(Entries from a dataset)
** start **
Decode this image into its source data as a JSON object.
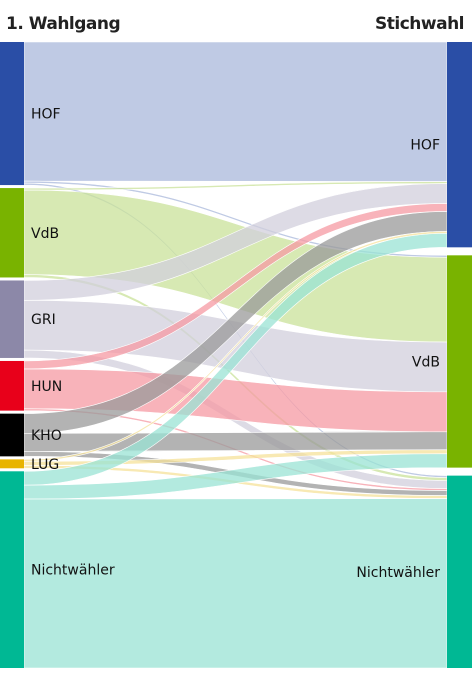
{
  "header": {
    "left_title": "1. Wahlgang",
    "right_title": "Stichwahl"
  },
  "nodes": {
    "left": [
      {
        "id": "HOF",
        "label": "HOF",
        "color": "#2a4ea6"
      },
      {
        "id": "VdB",
        "label": "VdB",
        "color": "#79b300"
      },
      {
        "id": "GRI",
        "label": "GRI",
        "color": "#8c88a8"
      },
      {
        "id": "HUN",
        "label": "HUN",
        "color": "#e8001a"
      },
      {
        "id": "KHO",
        "label": "KHO",
        "color": "#000000"
      },
      {
        "id": "LUG",
        "label": "LUG",
        "color": "#e8b400"
      },
      {
        "id": "NW",
        "label": "Nichtwähler",
        "color": "#00b894"
      }
    ],
    "right": [
      {
        "id": "HOF",
        "label": "HOF",
        "color": "#2a4ea6"
      },
      {
        "id": "VdB",
        "label": "VdB",
        "color": "#79b300"
      },
      {
        "id": "NW",
        "label": "Nichtwähler",
        "color": "#00b894"
      }
    ]
  },
  "flows": [
    {
      "from": "HOF",
      "to": "HOF",
      "value": 140
    },
    {
      "from": "HOF",
      "to": "VdB",
      "value": 2
    },
    {
      "from": "HOF",
      "to": "NW",
      "value": 2
    },
    {
      "from": "VdB",
      "to": "HOF",
      "value": 2
    },
    {
      "from": "VdB",
      "to": "VdB",
      "value": 85
    },
    {
      "from": "VdB",
      "to": "NW",
      "value": 3
    },
    {
      "from": "GRI",
      "to": "HOF",
      "value": 20
    },
    {
      "from": "GRI",
      "to": "VdB",
      "value": 50
    },
    {
      "from": "GRI",
      "to": "NW",
      "value": 8
    },
    {
      "from": "HUN",
      "to": "HOF",
      "value": 8
    },
    {
      "from": "HUN",
      "to": "VdB",
      "value": 40
    },
    {
      "from": "HUN",
      "to": "NW",
      "value": 2
    },
    {
      "from": "KHO",
      "to": "HOF",
      "value": 20
    },
    {
      "from": "KHO",
      "to": "VdB",
      "value": 18
    },
    {
      "from": "KHO",
      "to": "NW",
      "value": 5
    },
    {
      "from": "LUG",
      "to": "HOF",
      "value": 2
    },
    {
      "from": "LUG",
      "to": "VdB",
      "value": 4
    },
    {
      "from": "LUG",
      "to": "NW",
      "value": 3
    },
    {
      "from": "NW",
      "to": "HOF",
      "value": 14
    },
    {
      "from": "NW",
      "to": "VdB",
      "value": 14
    },
    {
      "from": "NW",
      "to": "NW",
      "value": 170
    }
  ]
}
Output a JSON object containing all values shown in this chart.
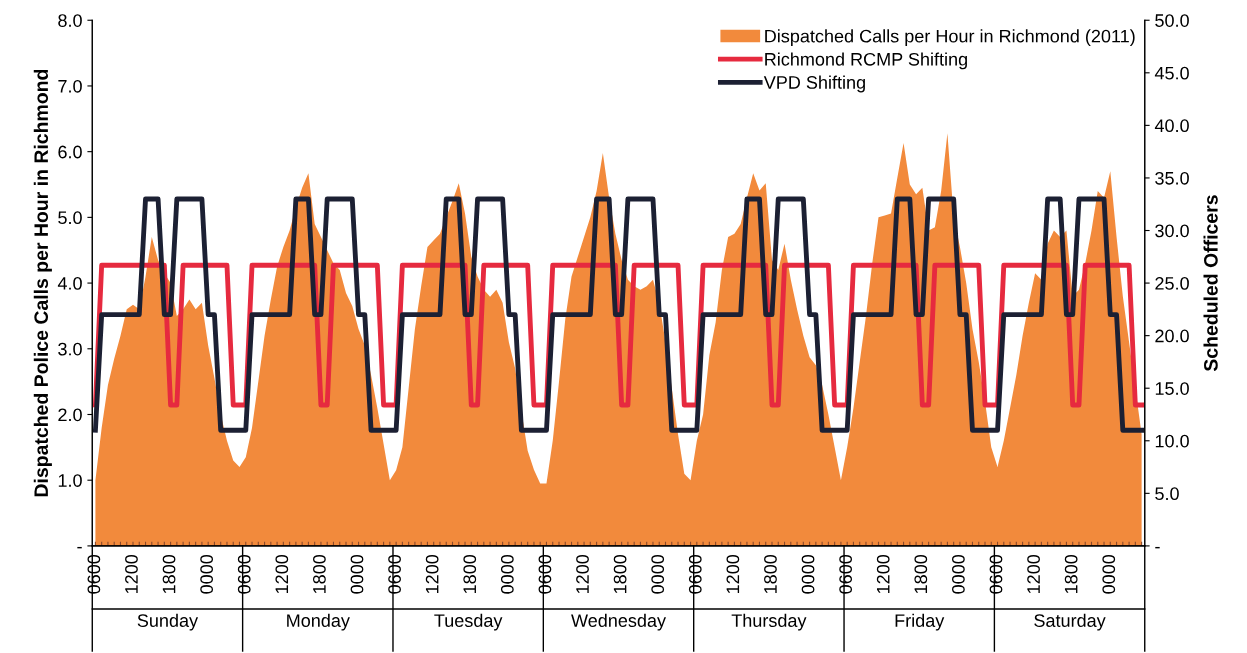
{
  "chart_data": {
    "type": "area",
    "ylabel": "Dispatched Police Calls per Hour in Richmond",
    "y2label": "Scheduled Officers",
    "categories": [
      "0600",
      null,
      null,
      null,
      null,
      null,
      "1200",
      null,
      null,
      null,
      null,
      null,
      "1800",
      null,
      null,
      null,
      null,
      null,
      "0000",
      null,
      null,
      null,
      null,
      null,
      "0600",
      null,
      null,
      null,
      null,
      null,
      "1200",
      null,
      null,
      null,
      null,
      null,
      "1800",
      null,
      null,
      null,
      null,
      null,
      "0000",
      null,
      null,
      null,
      null,
      null,
      "0600",
      null,
      null,
      null,
      null,
      null,
      "1200",
      null,
      null,
      null,
      null,
      null,
      "1800",
      null,
      null,
      null,
      null,
      null,
      "0000",
      null,
      null,
      null,
      null,
      null,
      "0600",
      null,
      null,
      null,
      null,
      null,
      "1200",
      null,
      null,
      null,
      null,
      null,
      "1800",
      null,
      null,
      null,
      null,
      null,
      "0000",
      null,
      null,
      null,
      null,
      null,
      "0600",
      null,
      null,
      null,
      null,
      null,
      "1200",
      null,
      null,
      null,
      null,
      null,
      "1800",
      null,
      null,
      null,
      null,
      null,
      "0000",
      null,
      null,
      null,
      null,
      null,
      "0600",
      null,
      null,
      null,
      null,
      null,
      "1200",
      null,
      null,
      null,
      null,
      null,
      "1800",
      null,
      null,
      null,
      null,
      null,
      "0000",
      null,
      null,
      null,
      null,
      null,
      "0600",
      null,
      null,
      null,
      null,
      null,
      "1200",
      null,
      null,
      null,
      null,
      null,
      "1800",
      null,
      null,
      null,
      null,
      null,
      "0000",
      null,
      null,
      null,
      null,
      null
    ],
    "ylim": [
      0,
      8
    ],
    "yticks": [
      {
        "value": 0,
        "label": "-"
      },
      {
        "value": 1,
        "label": "1.0"
      },
      {
        "value": 2,
        "label": "2.0"
      },
      {
        "value": 3,
        "label": "3.0"
      },
      {
        "value": 4,
        "label": "4.0"
      },
      {
        "value": 5,
        "label": "5.0"
      },
      {
        "value": 6,
        "label": "6.0"
      },
      {
        "value": 7,
        "label": "7.0"
      },
      {
        "value": 8,
        "label": "8.0"
      }
    ],
    "y2lim": [
      0,
      50
    ],
    "y2ticks": [
      {
        "value": 0,
        "label": "-"
      },
      {
        "value": 5,
        "label": "5.0"
      },
      {
        "value": 10,
        "label": "10.0"
      },
      {
        "value": 15,
        "label": "15.0"
      },
      {
        "value": 20,
        "label": "20.0"
      },
      {
        "value": 25,
        "label": "25.0"
      },
      {
        "value": 30,
        "label": "30.0"
      },
      {
        "value": 35,
        "label": "35.0"
      },
      {
        "value": 40,
        "label": "40.0"
      },
      {
        "value": 45,
        "label": "45.0"
      },
      {
        "value": 50,
        "label": "50.0"
      }
    ],
    "annotations": [
      "Sunday",
      "Monday",
      "Tuesday",
      "Wednesday",
      "Thursday",
      "Friday",
      "Saturday"
    ],
    "legend": "top right",
    "series": [
      {
        "name": "Dispatched Calls per Hour in Richmond (2011)",
        "color": "#f28a3c",
        "values": [
          1.0,
          1.8,
          2.45,
          2.85,
          3.2,
          3.6,
          3.67,
          3.6,
          4.1,
          4.7,
          4.35,
          4.15,
          4.0,
          3.5,
          3.6,
          3.75,
          3.6,
          3.7,
          3.05,
          2.55,
          2.0,
          1.6,
          1.3,
          1.2,
          1.35,
          1.8,
          2.5,
          3.2,
          3.75,
          4.25,
          4.55,
          4.8,
          5.15,
          5.45,
          5.67,
          4.9,
          4.7,
          4.5,
          4.3,
          4.2,
          3.85,
          3.65,
          3.3,
          3.05,
          2.6,
          2.1,
          1.55,
          1.0,
          1.15,
          1.5,
          2.4,
          3.3,
          3.95,
          4.55,
          4.65,
          4.75,
          5.0,
          5.25,
          5.52,
          5.06,
          4.4,
          4.1,
          3.9,
          3.79,
          3.9,
          3.7,
          3.1,
          2.7,
          2.05,
          1.45,
          1.16,
          0.95,
          0.95,
          1.6,
          2.5,
          3.45,
          4.1,
          4.4,
          4.7,
          5.0,
          5.4,
          5.98,
          5.3,
          4.75,
          4.35,
          4.05,
          3.95,
          3.9,
          3.95,
          4.05,
          3.7,
          3.1,
          2.4,
          1.7,
          1.1,
          1.0,
          1.6,
          2.0,
          2.9,
          3.4,
          4.2,
          4.7,
          4.75,
          4.9,
          5.3,
          5.67,
          5.41,
          5.52,
          4.35,
          4.2,
          4.6,
          4.05,
          3.6,
          3.2,
          2.87,
          2.75,
          2.45,
          2.0,
          1.5,
          1.0,
          1.5,
          2.1,
          2.8,
          3.5,
          4.3,
          5.0,
          5.03,
          5.06,
          5.6,
          6.13,
          5.5,
          5.35,
          5.45,
          4.8,
          4.85,
          5.4,
          6.28,
          5.0,
          4.55,
          4.0,
          3.3,
          2.8,
          2.2,
          1.5,
          1.2,
          1.6,
          2.1,
          2.6,
          3.2,
          3.7,
          4.15,
          4.05,
          4.6,
          4.8,
          4.7,
          4.8,
          3.8,
          3.9,
          4.3,
          4.8,
          5.4,
          5.3,
          5.7,
          4.7,
          3.8,
          3.1,
          2.4,
          1.7
        ]
      },
      {
        "name": "Richmond RCMP Shifting",
        "type": "line",
        "axis": "y2",
        "color": "#e62a3f",
        "line_style": "solid",
        "values": [
          13.4,
          26.7,
          26.7,
          26.7,
          26.7,
          26.7,
          26.7,
          26.7,
          26.7,
          26.7,
          26.7,
          26.7,
          13.4,
          13.4,
          26.7,
          26.7,
          26.7,
          26.7,
          26.7,
          26.7,
          26.7,
          26.7,
          13.4,
          13.4,
          13.4,
          26.7,
          26.7,
          26.7,
          26.7,
          26.7,
          26.7,
          26.7,
          26.7,
          26.7,
          26.7,
          26.7,
          13.4,
          13.4,
          26.7,
          26.7,
          26.7,
          26.7,
          26.7,
          26.7,
          26.7,
          26.7,
          13.4,
          13.4,
          13.4,
          26.7,
          26.7,
          26.7,
          26.7,
          26.7,
          26.7,
          26.7,
          26.7,
          26.7,
          26.7,
          26.7,
          13.4,
          13.4,
          26.7,
          26.7,
          26.7,
          26.7,
          26.7,
          26.7,
          26.7,
          26.7,
          13.4,
          13.4,
          13.4,
          26.7,
          26.7,
          26.7,
          26.7,
          26.7,
          26.7,
          26.7,
          26.7,
          26.7,
          26.7,
          26.7,
          13.4,
          13.4,
          26.7,
          26.7,
          26.7,
          26.7,
          26.7,
          26.7,
          26.7,
          26.7,
          13.4,
          13.4,
          13.4,
          26.7,
          26.7,
          26.7,
          26.7,
          26.7,
          26.7,
          26.7,
          26.7,
          26.7,
          26.7,
          26.7,
          13.4,
          13.4,
          26.7,
          26.7,
          26.7,
          26.7,
          26.7,
          26.7,
          26.7,
          26.7,
          13.4,
          13.4,
          13.4,
          26.7,
          26.7,
          26.7,
          26.7,
          26.7,
          26.7,
          26.7,
          26.7,
          26.7,
          26.7,
          26.7,
          13.4,
          13.4,
          26.7,
          26.7,
          26.7,
          26.7,
          26.7,
          26.7,
          26.7,
          26.7,
          13.4,
          13.4,
          13.4,
          26.7,
          26.7,
          26.7,
          26.7,
          26.7,
          26.7,
          26.7,
          26.7,
          26.7,
          26.7,
          26.7,
          13.4,
          13.4,
          26.7,
          26.7,
          26.7,
          26.7,
          26.7,
          26.7,
          26.7,
          26.7,
          13.4,
          13.4
        ]
      },
      {
        "name": "VPD Shifting",
        "type": "line",
        "axis": "y2",
        "color": "#1c2033",
        "line_style": "solid",
        "values": [
          11,
          22,
          22,
          22,
          22,
          22,
          22,
          22,
          33,
          33,
          33,
          22,
          22,
          33,
          33,
          33,
          33,
          33,
          22,
          22,
          11,
          11,
          11,
          11,
          11,
          22,
          22,
          22,
          22,
          22,
          22,
          22,
          33,
          33,
          33,
          22,
          22,
          33,
          33,
          33,
          33,
          33,
          22,
          22,
          11,
          11,
          11,
          11,
          11,
          22,
          22,
          22,
          22,
          22,
          22,
          22,
          33,
          33,
          33,
          22,
          22,
          33,
          33,
          33,
          33,
          33,
          22,
          22,
          11,
          11,
          11,
          11,
          11,
          22,
          22,
          22,
          22,
          22,
          22,
          22,
          33,
          33,
          33,
          22,
          22,
          33,
          33,
          33,
          33,
          33,
          22,
          22,
          11,
          11,
          11,
          11,
          11,
          22,
          22,
          22,
          22,
          22,
          22,
          22,
          33,
          33,
          33,
          22,
          22,
          33,
          33,
          33,
          33,
          33,
          22,
          22,
          11,
          11,
          11,
          11,
          11,
          22,
          22,
          22,
          22,
          22,
          22,
          22,
          33,
          33,
          33,
          22,
          22,
          33,
          33,
          33,
          33,
          33,
          22,
          22,
          11,
          11,
          11,
          11,
          11,
          22,
          22,
          22,
          22,
          22,
          22,
          22,
          33,
          33,
          33,
          22,
          22,
          33,
          33,
          33,
          33,
          33,
          22,
          22,
          11,
          11,
          11,
          11
        ]
      }
    ]
  }
}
** end **
WORK REQUIRED: Search the data for the string "JSON". List each line that has it.

THE COMPLETED TASK:
Decode this image into its source data as a JSON object.
Output a JSON object containing all values shown in this chart.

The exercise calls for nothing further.